-------- EXTRACTED TEXT --------

JOSH ANDERSON: That’s very exciting. For folks who don’t know much about it, can you describe what is a MOOC?
JOHN TUBBS: A MOOC, as you said in your intro, is a massive open online course. It’s different than what we would think of if you were in a K-12 or higher education environment where you have a learning management system, which has a lot of tools to manage students and deal with course calendars and course schedules and all those details. This massive open online course is more like a loosefitting garment. It comprises the core basics of learning. It has an instructor, assessments, the means for communication amongst learners, and sometimes culminate in some sort of certificate or verification of completion.
Some of the main providers in this area are Coursera. Coursera is the partner we have at Gise College of business to do our MOOC’s. There is also Ed X and also Udacity. Those are sort of the three big players. But there are a number of other MOOC providers in other countries as well. If you just take a peek at Wikipedia and look up MOOC, you will find a roster of those.
Loosely, you can think of things like the Kahn Academy and those more tutorial services as MOOC as well, but they don’t have the same interpersonal communication as we do with the large MOOC’s. You don’t have the more rigorous assessments and completion happening in the same way. Sure, you get to the algebra course, but there is not that get to a certificate at the end. Sometimes MOOC’s are there for the enjoyment of learning and sometimes for the curiosity. But other times there is that target of a certification or completion certificate. Commonplaces where that might be is in the professional world where you want to do some professional development. You take a course on digital marketing, you take that completion certificate to your boss and say put this in my portfolio when it comes time to look at raises the next time around.
What’s interesting about what we do and a few other institutions around the country — but not too many, definitely under 10 — are using MOOC’s to provide an entrée into our other degree programs. At Illinois, we also have a Masters in science and data science, and some of our peer institutions, Georgia Tech, have computer science degrees and other engineering types degrees. This is probably the interesting twist in MOOC’s we seen in the last two and half to three years of a gateway into most the graduate degree programs. When we look at the MOOC’s inside those graduate degree programs — and again this part of that change — is that we use the MOOC’s as a digital textbook. It’s the core content that we are going to use with these right degree programs. We add a layer on top of that which we are calling high engagement at Gies. That gives us the ability to add more personalized interaction. This is not a smaller group of students. We are running courses in the 4-500 range. We have face-to-face live sessions and a video mediated way like through the Zoom, as well as we have more peer to peer interaction, team projects. It’s a much tighter knit group. It’s not that massive open online.

-------- RECORD SET --------

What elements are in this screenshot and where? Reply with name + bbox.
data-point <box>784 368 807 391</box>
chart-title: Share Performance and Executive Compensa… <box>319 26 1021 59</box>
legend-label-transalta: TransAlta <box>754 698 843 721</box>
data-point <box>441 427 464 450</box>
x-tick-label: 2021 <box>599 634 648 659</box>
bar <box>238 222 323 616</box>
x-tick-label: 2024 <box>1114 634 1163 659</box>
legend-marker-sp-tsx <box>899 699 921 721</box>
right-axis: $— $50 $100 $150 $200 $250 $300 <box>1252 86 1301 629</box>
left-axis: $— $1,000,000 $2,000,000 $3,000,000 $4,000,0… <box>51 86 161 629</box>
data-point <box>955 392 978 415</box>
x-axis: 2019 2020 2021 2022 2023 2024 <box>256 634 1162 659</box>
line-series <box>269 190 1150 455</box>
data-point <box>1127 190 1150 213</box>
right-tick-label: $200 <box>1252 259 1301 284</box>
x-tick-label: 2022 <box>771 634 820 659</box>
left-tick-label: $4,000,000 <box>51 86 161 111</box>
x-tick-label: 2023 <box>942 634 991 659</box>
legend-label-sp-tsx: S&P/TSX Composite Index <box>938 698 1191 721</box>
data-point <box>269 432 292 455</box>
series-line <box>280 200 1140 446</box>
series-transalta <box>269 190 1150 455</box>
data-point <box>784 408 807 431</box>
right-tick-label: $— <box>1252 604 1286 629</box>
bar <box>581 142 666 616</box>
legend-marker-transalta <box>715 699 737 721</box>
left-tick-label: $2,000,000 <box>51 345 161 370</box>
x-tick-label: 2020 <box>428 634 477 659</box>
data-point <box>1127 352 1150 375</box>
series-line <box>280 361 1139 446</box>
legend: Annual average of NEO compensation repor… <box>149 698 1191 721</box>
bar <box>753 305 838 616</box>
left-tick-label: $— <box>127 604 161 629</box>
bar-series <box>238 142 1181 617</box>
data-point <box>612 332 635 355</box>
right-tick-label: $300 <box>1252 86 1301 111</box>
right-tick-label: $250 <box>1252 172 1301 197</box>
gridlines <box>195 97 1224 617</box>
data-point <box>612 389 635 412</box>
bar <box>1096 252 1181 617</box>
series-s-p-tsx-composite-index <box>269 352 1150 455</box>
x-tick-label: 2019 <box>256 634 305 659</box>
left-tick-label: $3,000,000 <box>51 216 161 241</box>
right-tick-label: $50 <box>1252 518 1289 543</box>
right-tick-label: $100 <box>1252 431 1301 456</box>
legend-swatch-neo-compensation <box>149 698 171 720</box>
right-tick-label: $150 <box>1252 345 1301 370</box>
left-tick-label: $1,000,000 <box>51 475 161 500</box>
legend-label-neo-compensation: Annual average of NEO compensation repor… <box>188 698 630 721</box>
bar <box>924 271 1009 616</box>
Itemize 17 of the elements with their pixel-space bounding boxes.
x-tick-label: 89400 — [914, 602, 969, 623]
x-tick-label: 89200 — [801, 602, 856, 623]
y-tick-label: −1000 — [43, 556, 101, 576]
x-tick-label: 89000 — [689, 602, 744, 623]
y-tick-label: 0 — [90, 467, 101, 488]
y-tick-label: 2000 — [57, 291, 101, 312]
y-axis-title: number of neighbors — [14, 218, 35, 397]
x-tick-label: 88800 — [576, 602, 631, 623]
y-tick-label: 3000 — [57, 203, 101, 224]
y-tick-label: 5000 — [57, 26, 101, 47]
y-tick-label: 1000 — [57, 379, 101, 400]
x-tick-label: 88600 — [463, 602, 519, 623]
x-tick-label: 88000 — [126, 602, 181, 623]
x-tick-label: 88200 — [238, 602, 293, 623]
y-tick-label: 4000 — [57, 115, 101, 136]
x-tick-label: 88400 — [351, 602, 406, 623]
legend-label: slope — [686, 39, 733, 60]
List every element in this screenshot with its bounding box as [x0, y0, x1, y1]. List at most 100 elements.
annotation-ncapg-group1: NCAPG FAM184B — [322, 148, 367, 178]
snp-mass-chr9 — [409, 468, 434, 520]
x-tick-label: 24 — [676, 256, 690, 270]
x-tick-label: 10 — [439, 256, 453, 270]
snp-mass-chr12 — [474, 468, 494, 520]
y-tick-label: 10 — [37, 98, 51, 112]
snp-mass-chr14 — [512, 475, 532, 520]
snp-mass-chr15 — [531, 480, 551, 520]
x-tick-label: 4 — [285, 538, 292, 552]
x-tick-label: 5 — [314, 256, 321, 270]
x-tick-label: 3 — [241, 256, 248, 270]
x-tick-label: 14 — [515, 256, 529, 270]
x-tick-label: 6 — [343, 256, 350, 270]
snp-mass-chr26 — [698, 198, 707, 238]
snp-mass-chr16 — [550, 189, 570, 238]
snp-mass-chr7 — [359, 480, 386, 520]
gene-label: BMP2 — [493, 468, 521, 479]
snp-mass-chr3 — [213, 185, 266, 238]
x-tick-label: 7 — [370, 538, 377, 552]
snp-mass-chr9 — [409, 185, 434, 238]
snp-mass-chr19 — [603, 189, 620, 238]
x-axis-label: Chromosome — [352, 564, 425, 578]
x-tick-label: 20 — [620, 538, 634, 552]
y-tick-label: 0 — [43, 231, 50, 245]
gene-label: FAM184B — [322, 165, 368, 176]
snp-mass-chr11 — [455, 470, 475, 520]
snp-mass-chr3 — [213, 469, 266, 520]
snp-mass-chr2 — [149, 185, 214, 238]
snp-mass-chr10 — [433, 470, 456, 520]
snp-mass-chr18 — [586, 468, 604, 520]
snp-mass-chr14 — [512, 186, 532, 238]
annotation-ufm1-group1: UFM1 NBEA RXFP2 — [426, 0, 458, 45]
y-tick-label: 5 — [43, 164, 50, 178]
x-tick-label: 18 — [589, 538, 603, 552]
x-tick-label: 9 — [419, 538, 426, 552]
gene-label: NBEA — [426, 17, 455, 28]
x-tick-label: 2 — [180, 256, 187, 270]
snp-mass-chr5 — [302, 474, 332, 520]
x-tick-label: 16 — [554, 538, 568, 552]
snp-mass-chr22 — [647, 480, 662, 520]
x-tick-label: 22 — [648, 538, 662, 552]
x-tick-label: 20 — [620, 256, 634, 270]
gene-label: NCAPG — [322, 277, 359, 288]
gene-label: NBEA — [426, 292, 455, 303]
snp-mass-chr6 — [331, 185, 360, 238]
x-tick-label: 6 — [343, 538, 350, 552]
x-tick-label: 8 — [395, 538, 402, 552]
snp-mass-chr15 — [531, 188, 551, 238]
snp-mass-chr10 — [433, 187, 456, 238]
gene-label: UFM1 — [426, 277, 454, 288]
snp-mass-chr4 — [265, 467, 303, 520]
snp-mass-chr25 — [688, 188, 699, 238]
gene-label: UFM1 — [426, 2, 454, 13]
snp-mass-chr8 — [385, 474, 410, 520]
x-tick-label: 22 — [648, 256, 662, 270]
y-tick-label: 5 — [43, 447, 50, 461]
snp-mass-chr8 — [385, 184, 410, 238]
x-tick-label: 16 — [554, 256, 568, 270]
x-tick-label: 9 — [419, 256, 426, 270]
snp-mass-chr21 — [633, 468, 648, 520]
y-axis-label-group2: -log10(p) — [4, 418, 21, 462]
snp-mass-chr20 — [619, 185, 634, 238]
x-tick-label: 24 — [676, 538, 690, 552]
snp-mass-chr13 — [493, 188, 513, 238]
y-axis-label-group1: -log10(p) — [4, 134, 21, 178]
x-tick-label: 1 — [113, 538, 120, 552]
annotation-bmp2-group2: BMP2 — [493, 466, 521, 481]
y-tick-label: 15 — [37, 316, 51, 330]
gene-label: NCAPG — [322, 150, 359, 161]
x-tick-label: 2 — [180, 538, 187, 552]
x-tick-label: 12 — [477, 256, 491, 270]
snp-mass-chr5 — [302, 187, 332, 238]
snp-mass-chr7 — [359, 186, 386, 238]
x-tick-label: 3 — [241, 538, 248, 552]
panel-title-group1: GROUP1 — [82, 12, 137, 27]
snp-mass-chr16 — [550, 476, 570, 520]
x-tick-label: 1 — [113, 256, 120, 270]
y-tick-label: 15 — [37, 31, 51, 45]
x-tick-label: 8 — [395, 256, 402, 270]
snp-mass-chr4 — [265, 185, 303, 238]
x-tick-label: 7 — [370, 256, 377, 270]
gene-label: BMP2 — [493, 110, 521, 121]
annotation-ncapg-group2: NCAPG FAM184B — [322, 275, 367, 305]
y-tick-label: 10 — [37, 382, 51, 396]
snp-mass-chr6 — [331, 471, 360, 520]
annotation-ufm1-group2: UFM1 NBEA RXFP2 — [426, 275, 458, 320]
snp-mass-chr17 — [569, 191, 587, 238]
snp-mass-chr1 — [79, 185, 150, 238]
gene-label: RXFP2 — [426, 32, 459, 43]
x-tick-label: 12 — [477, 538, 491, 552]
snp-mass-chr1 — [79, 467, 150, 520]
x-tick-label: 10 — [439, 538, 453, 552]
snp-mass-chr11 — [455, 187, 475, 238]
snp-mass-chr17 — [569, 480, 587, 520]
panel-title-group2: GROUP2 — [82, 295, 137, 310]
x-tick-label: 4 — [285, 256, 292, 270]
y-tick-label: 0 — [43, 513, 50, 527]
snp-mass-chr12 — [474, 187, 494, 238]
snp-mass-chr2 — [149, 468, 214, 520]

--------

TASK INSTRUCTIONS:
A. Which three providers does the MOOC interview call the big players in the field?
B. Please extract the passage of the MOOC interview from "Some of the" up to and including "roster of those.".
C. Carry the MOOC interview forward from its final sentence.
These records have no connection to the MOOC interview.

ANSWERS PROVIDED:
A. Coursera, Ed X, and Udacity.

B.
Some of the main providers in this area are Coursera. Coursera is the partner we have at Gise College of business to do our MOOC’s. There is also Ed X and also Udacity. Those are sort of the three big players. But there are a number of other MOOC providers in other countries as well. If you just take a peek at Wikipedia and look up MOOC, you will find a roster of those.

C.
For example, we have this digital marketing course I mentioned just a second ago. We have 250 million active students in that course as we speak right now. That same course, when it is taught here, will probably have 700 to 800 students that are doing it for degree credit. You see that sort of siphoned down those users. The folks that come into our degree programs go through the same rigorous admissions process if they were taking it residentially on our campus or taking it as night school, which often people do with an MBA. They call it the professional MBA or executive MBA program. The graduate program aligned with the MOOC’s is not a lightweight degree. It’s a structured, the same content, the same rigor. That’s kind of an interesting evolution of the MOOC’s. The MOOC providers are excited by that because they get higher level content into their platform.
JOSH ANDERSON: Why are MOOC’s important?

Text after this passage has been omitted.